**Stated problem**
Edit the part of the records that opens with the line containing "status-time: 21:07 bbox=[64, 35, 204, 85]" and closes with the line containing "chevron-right-icon bbox=[1068, 438, 1090, 460]", replacing "stars-icon" with "rating-stars-icon" and leaving everything else unchanged. Give only those lines.

**Supplied material**
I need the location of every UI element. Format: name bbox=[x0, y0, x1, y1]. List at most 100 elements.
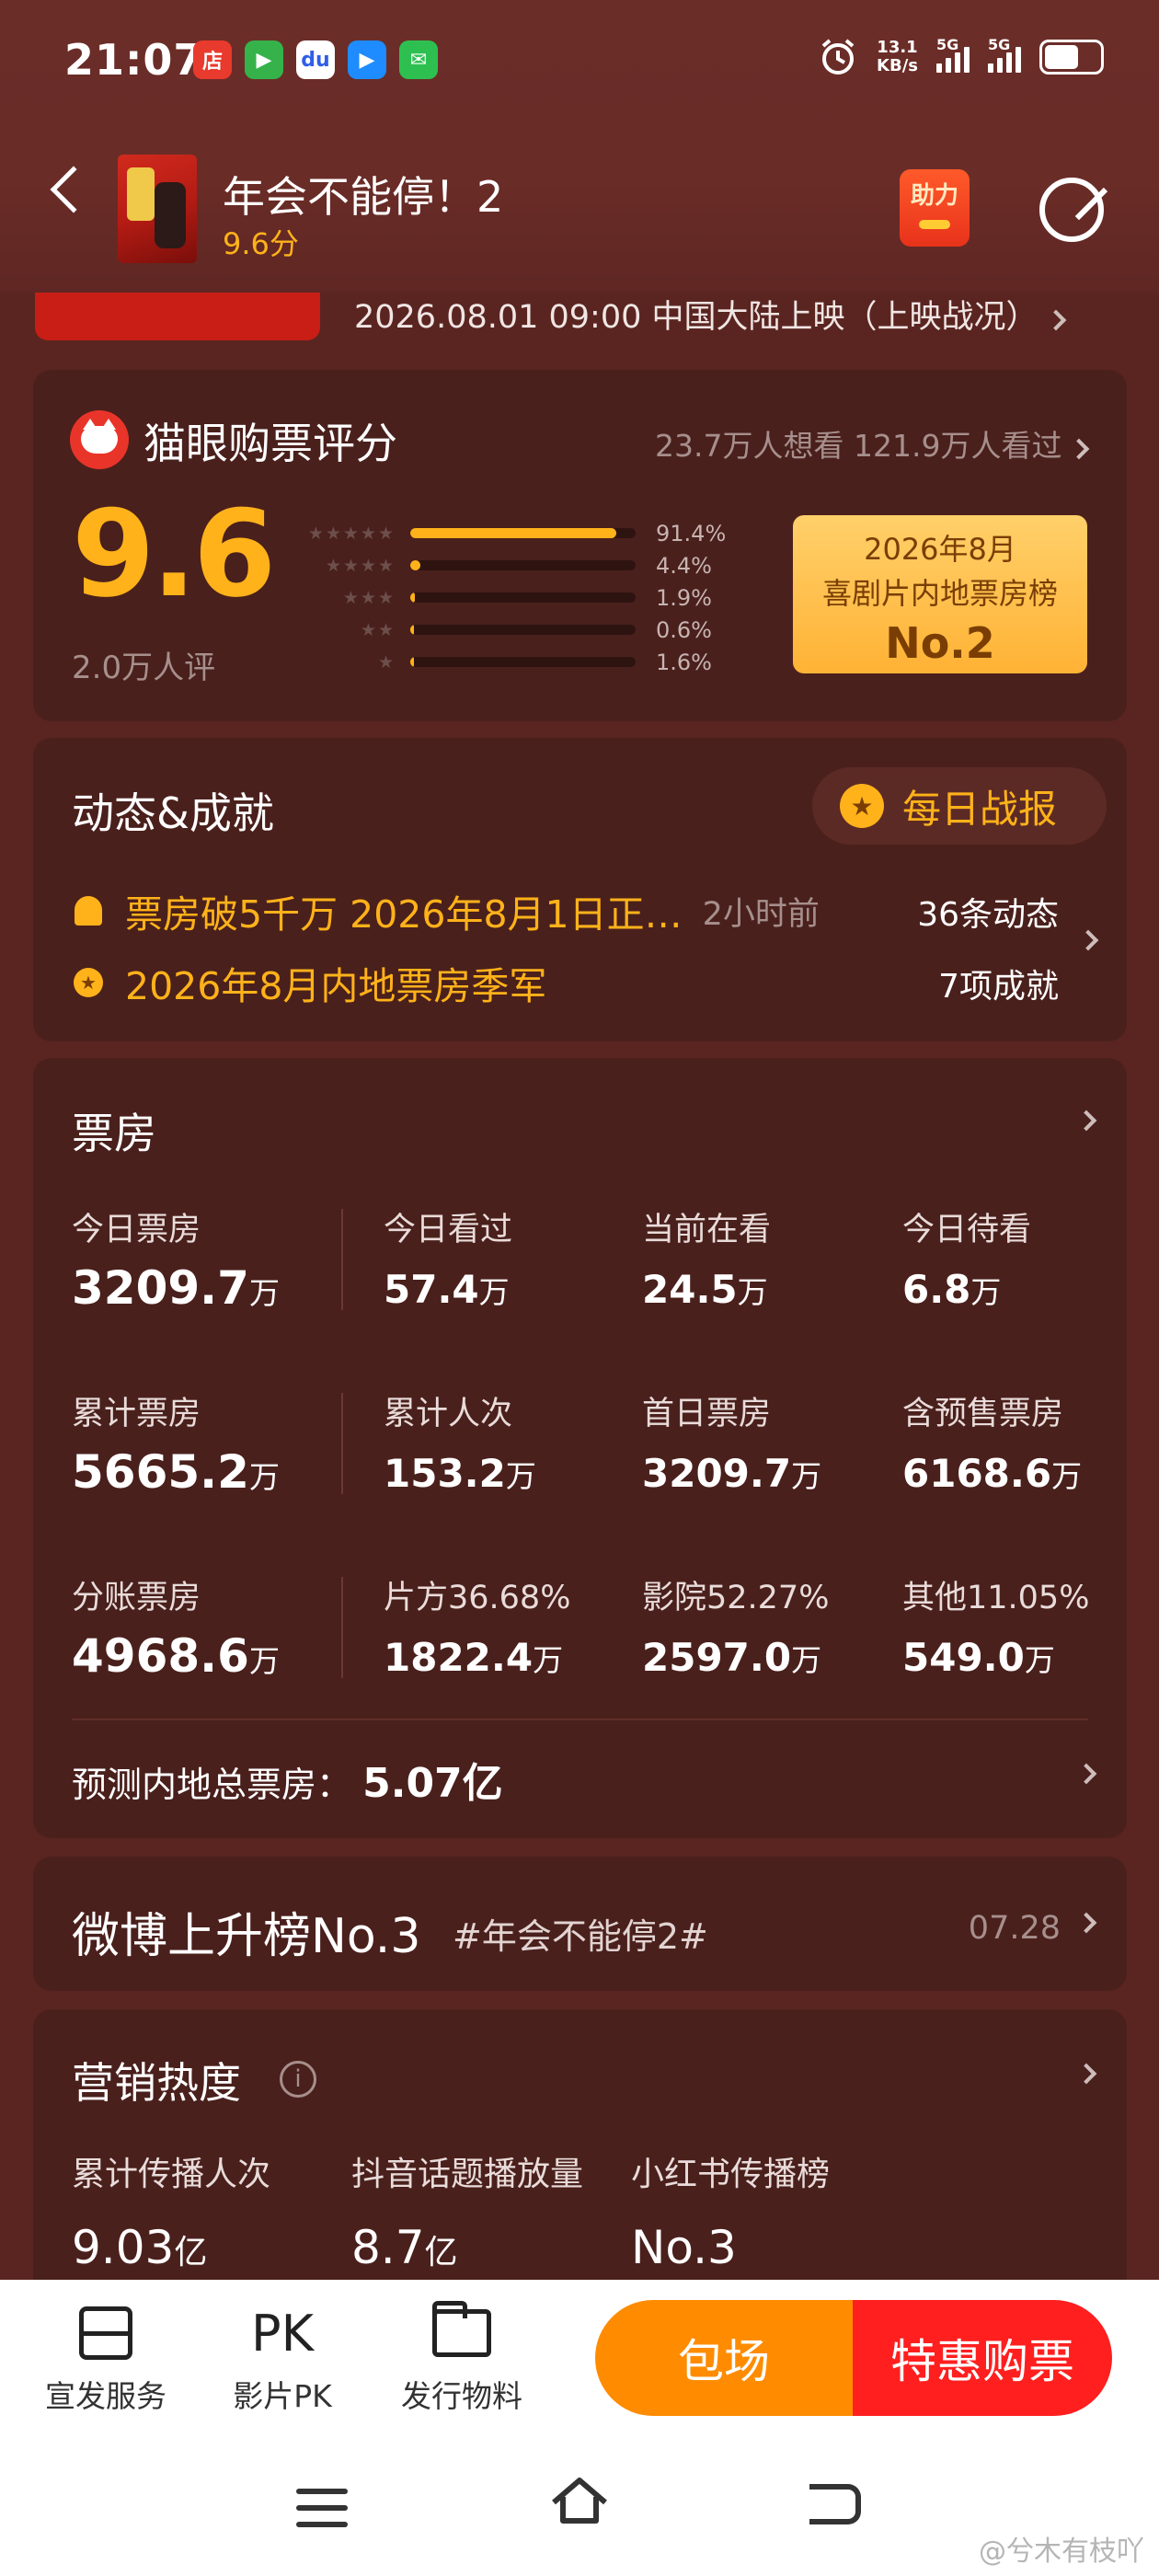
status-time: 21:07 bbox=[64, 35, 204, 85]
stars-icon: ★★★ bbox=[342, 587, 396, 608]
stat-value: 1822.4 bbox=[384, 1635, 534, 1680]
stat-first-day-box: 首日票房 3209.7万 bbox=[642, 1387, 821, 1496]
promotion-service-button[interactable]: 宣发服务 bbox=[37, 2304, 175, 2416]
stat-label: 其他11.05% bbox=[902, 1580, 1090, 1616]
server-icon bbox=[79, 2306, 132, 2360]
marketing-label: 抖音话题播放量 bbox=[351, 2156, 584, 2193]
marketing-douyin: 抖音话题播放量 8.7亿 bbox=[351, 2147, 583, 2274]
stars-icon: ★★★★ bbox=[325, 555, 396, 576]
chevron-right-icon[interactable] bbox=[1075, 2063, 1097, 2085]
rating-pct: 91.4% bbox=[656, 520, 727, 546]
stat-total-viewers: 累计人次 153.2万 bbox=[384, 1387, 536, 1496]
rating-row-3: ★★★ 1.9% bbox=[281, 581, 751, 614]
folder-icon bbox=[432, 2301, 491, 2357]
share-icon[interactable] bbox=[1039, 178, 1108, 242]
stat-unit: 万 bbox=[737, 1274, 768, 1310]
stat-value: 549.0 bbox=[902, 1635, 1025, 1680]
movie-pk-button[interactable]: PK 影片PK bbox=[213, 2304, 351, 2416]
weibo-hashtag: #年会不能停2# bbox=[453, 1916, 708, 1957]
stat-value: 24.5 bbox=[642, 1267, 738, 1312]
purchase-button-group: 包场 特惠购票 bbox=[595, 2300, 1112, 2416]
menu-icon[interactable] bbox=[296, 2489, 348, 2538]
store-app-icon: 店 bbox=[193, 40, 232, 79]
news-row-achievement[interactable]: ★ 2026年8月内地票房季军 bbox=[72, 955, 546, 1010]
book-screening-button[interactable]: 包场 bbox=[595, 2300, 853, 2416]
chevron-right-icon[interactable] bbox=[1075, 1110, 1097, 1132]
news-row-latest[interactable]: 票房破5千万 2026年8月1日正… 2小时前 bbox=[72, 883, 820, 938]
status-app-icons: 店 ▶ du ▶ ✉ bbox=[193, 40, 438, 79]
rank-badge-rank: No.2 bbox=[885, 618, 995, 668]
movie-score: 9.6分 bbox=[223, 226, 299, 261]
stat-label: 今日票房 bbox=[72, 1212, 201, 1248]
stat-unit: 万 bbox=[1051, 1458, 1083, 1494]
rating-row-5: ★★★★★ 91.4% bbox=[281, 517, 751, 549]
news-achievements-card[interactable]: 动态&成就 ★ 每日战报 票房破5千万 2026年8月1日正… 2小时前 36条… bbox=[33, 738, 1127, 1041]
divider bbox=[341, 1209, 343, 1310]
stat-unit: 万 bbox=[791, 1458, 822, 1494]
stat-value: 6.8 bbox=[902, 1267, 971, 1312]
stat-value: 2597.0 bbox=[642, 1635, 792, 1680]
chevron-right-icon bbox=[1068, 438, 1090, 460]
stat-label: 分账票房 bbox=[72, 1580, 201, 1616]
chevron-right-icon bbox=[1045, 309, 1066, 331]
news-achievement-text: 2026年8月内地票房季军 bbox=[125, 964, 547, 1008]
rating-pct: 1.9% bbox=[656, 584, 712, 611]
tool-label: 影片PK bbox=[233, 2378, 332, 2414]
stars-icon: ★★ bbox=[360, 619, 396, 640]
stat-unit: 万 bbox=[533, 1642, 564, 1678]
movie-poster-thumb[interactable] bbox=[118, 155, 197, 263]
tool-label: 宣发服务 bbox=[45, 2378, 166, 2414]
chevron-right-icon bbox=[1075, 1912, 1097, 1934]
player-app-icon: ▶ bbox=[348, 40, 386, 79]
release-info-link[interactable]: 2026.08.01 09:00 中国大陆上映（上映战况） bbox=[354, 291, 1066, 338]
home-icon[interactable] bbox=[550, 2475, 609, 2526]
rating-distribution: ★★★★★ 91.4% ★★★★ 4.4% ★★★ 1.9% ★★ 0.6% ★… bbox=[281, 517, 751, 678]
stat-unit: 万 bbox=[1024, 1642, 1055, 1678]
signal-2-label: 5G bbox=[988, 36, 1011, 53]
back-icon[interactable] bbox=[809, 2484, 861, 2524]
stat-cinema-share: 影院52.27% 2597.0万 bbox=[642, 1571, 829, 1680]
news-title: 动态&成就 bbox=[72, 788, 274, 838]
daily-report-button[interactable]: ★ 每日战报 bbox=[812, 767, 1107, 845]
box-office-rank-badge[interactable]: 2026年8月 喜剧片内地票房榜 No.2 bbox=[793, 515, 1087, 673]
predicted-total-box[interactable]: 预测内地总票房： 5.07亿 bbox=[72, 1750, 503, 1809]
signal-icon-2: 5G bbox=[988, 36, 1021, 73]
divider bbox=[341, 1577, 343, 1678]
stat-unit: 万 bbox=[248, 1275, 280, 1311]
bell-icon bbox=[72, 894, 105, 927]
rating-bar-5 bbox=[410, 528, 616, 538]
stat-unit: 万 bbox=[791, 1642, 822, 1678]
marketing-unit: 亿 bbox=[424, 2234, 458, 2271]
divider bbox=[341, 1393, 343, 1494]
stat-producer-share: 片方36.68% 1822.4万 bbox=[384, 1571, 570, 1680]
weibo-date: 07.28 bbox=[968, 1910, 1061, 1947]
marketing-label: 小红书传播榜 bbox=[631, 2156, 831, 2193]
weibo-rank-title: 微博上升榜No.3 bbox=[72, 1909, 421, 1964]
marketing-value: 8.7 bbox=[351, 2221, 425, 2274]
battery-icon bbox=[1039, 40, 1104, 75]
help-boost-button[interactable]: 助力 bbox=[900, 169, 970, 247]
stat-label: 今日看过 bbox=[384, 1212, 513, 1248]
stat-label: 今日待看 bbox=[902, 1212, 1032, 1248]
rating-row-4: ★★★★ 4.4% bbox=[281, 549, 751, 581]
marketing-value: No.3 bbox=[631, 2221, 737, 2274]
tool-label: 发行物料 bbox=[401, 2378, 522, 2414]
rating-pct: 4.4% bbox=[656, 552, 712, 579]
release-text: 2026.08.01 09:00 中国大陆上映（上映战况） bbox=[354, 299, 1039, 336]
want-seen-link[interactable]: 23.7万人想看 121.9万人看过 bbox=[655, 421, 1090, 466]
achievement-count: 7项成就 bbox=[938, 968, 1059, 1006]
stat-value: 4968.6 bbox=[72, 1629, 249, 1683]
info-icon[interactable]: i bbox=[280, 2061, 316, 2098]
buy-ticket-button[interactable]: 特惠购票 bbox=[853, 2300, 1112, 2416]
stat-unit: 万 bbox=[478, 1274, 510, 1310]
marketing-label: 累计传播人次 bbox=[72, 2156, 271, 2193]
weibo-rank-card[interactable]: 微博上升榜No.3 #年会不能停2# 07.28 bbox=[33, 1857, 1127, 1991]
distribution-materials-button[interactable]: 发行物料 bbox=[388, 2301, 535, 2416]
rating-bar-4 bbox=[410, 560, 420, 570]
rating-score: 9.6 bbox=[72, 484, 276, 624]
daily-report-label: 每日战报 bbox=[902, 786, 1058, 832]
stat-value: 3209.7 bbox=[72, 1261, 249, 1315]
rating-bar-2 bbox=[410, 625, 414, 635]
stat-watching: 当前在看 24.5万 bbox=[642, 1203, 771, 1312]
chevron-right-icon[interactable] bbox=[1075, 1763, 1097, 1785]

**Result below**
status-time: 21:07 bbox=[64, 35, 204, 85]
rating-stars-icon: ★★★ bbox=[342, 587, 396, 608]
stat-value: 1822.4 bbox=[384, 1635, 534, 1680]
stat-first-day-box: 首日票房 3209.7万 bbox=[642, 1387, 821, 1496]
promotion-service-button[interactable]: 宣发服务 bbox=[37, 2304, 175, 2416]
stat-label: 其他11.05% bbox=[902, 1580, 1090, 1616]
server-icon bbox=[79, 2306, 132, 2360]
marketing-label: 抖音话题播放量 bbox=[351, 2156, 584, 2193]
marketing-douyin: 抖音话题播放量 8.7亿 bbox=[351, 2147, 583, 2274]
rating-stars-icon: ★★★★ bbox=[325, 555, 396, 576]
chevron-right-icon[interactable] bbox=[1075, 2063, 1097, 2085]
rating-pct: 91.4% bbox=[656, 520, 727, 546]
stat-total-viewers: 累计人次 153.2万 bbox=[384, 1387, 536, 1496]
rating-row-3: ★★★ 1.9% bbox=[281, 581, 751, 614]
folder-icon bbox=[432, 2301, 491, 2357]
share-icon[interactable] bbox=[1039, 178, 1108, 242]
stat-unit: 万 bbox=[737, 1274, 768, 1310]
stat-value: 549.0 bbox=[902, 1635, 1025, 1680]
movie-pk-button[interactable]: PK 影片PK bbox=[213, 2304, 351, 2416]
weibo-hashtag: #年会不能停2# bbox=[453, 1916, 708, 1957]
stat-value: 24.5 bbox=[642, 1267, 738, 1312]
purchase-button-group: 包场 特惠购票 bbox=[595, 2300, 1112, 2416]
menu-icon[interactable] bbox=[296, 2489, 348, 2538]
store-app-icon: 店 bbox=[193, 40, 232, 79]
news-row-achievement[interactable]: ★ 2026年8月内地票房季军 bbox=[72, 955, 546, 1010]
book-screening-button[interactable]: 包场 bbox=[595, 2300, 853, 2416]
chevron-right-icon[interactable] bbox=[1075, 1110, 1097, 1132]
news-row-latest[interactable]: 票房破5千万 2026年8月1日正… 2小时前 bbox=[72, 883, 820, 938]
status-app-icons: 店 ▶ du ▶ ✉ bbox=[193, 40, 438, 79]
rank-badge-rank: No.2 bbox=[885, 618, 995, 668]
movie-score: 9.6分 bbox=[223, 226, 299, 261]
stat-label: 今日票房 bbox=[72, 1212, 201, 1248]
stat-unit: 万 bbox=[1051, 1458, 1083, 1494]
rating-row-5: ★★★★★ 91.4% bbox=[281, 517, 751, 549]
news-achievements-card[interactable]: 动态&成就 ★ 每日战报 票房破5千万 2026年8月1日正… 2小时前 36条… bbox=[33, 738, 1127, 1041]
divider bbox=[341, 1209, 343, 1310]
stat-unit: 万 bbox=[791, 1458, 822, 1494]
stat-value: 6.8 bbox=[902, 1267, 971, 1312]
stat-value: 2597.0 bbox=[642, 1635, 792, 1680]
chevron-right-icon bbox=[1068, 438, 1090, 460]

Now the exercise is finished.